== WRITTEN PROBLEM ==
Quote every line below exactly as it reads.

== DATA LINES ==
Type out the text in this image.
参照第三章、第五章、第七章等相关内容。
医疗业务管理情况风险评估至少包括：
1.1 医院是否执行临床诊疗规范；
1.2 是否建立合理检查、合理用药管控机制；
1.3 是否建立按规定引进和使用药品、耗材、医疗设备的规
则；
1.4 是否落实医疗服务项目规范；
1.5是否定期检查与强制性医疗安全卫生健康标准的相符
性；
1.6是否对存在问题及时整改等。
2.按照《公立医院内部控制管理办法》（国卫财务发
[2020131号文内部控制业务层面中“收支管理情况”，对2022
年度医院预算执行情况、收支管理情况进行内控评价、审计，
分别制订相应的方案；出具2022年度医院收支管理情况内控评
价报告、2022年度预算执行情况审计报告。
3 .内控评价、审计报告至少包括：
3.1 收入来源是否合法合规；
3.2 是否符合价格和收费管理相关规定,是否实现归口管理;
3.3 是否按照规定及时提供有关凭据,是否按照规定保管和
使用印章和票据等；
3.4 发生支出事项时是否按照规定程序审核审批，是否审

== SOLUTION TO THE EXERCISE ==
Type out the text in this image.
参照第三章、第五章、第七章等相关内容。
医疗业务管理情况风险评估至少包括：
1.1 医院是否执行临床诊疗规范；
1.2 是否建立合理检查、合理用药管控机制；
1.3 是否建立按规定引进和使用药品、耗材、医疗设备的规
则；
1.4 是否落实医疗服务项目规范；
1.5是否定期检查与强制性医疗安全卫生健康标准的相符
性；
1.6是否对存在问题及时整改等。
2.按照《公立医院内部控制管理办法》（国卫财务发
[2020131号文内部控制业务层面中“收支管理情况”，对2022
年度医院预算执行情况、收支管理情况进行内控评价、审计，
分别制订相应的方案；出具2022年度医院收支管理情况内控评
价报告、2022年度预算执行情况审计报告。
3 .内控评价、审计报告至少包括：
3.1 收入来源是否合法合规；
3.2 是否符合价格和收费管理相关规定,是否实现归口管理;
3.3 是否按照规定及时提供有关凭据,是否按照规定保管和
使用印章和票据等；
3.4 发生支出事项时是否按照规定程序审核审批，是否审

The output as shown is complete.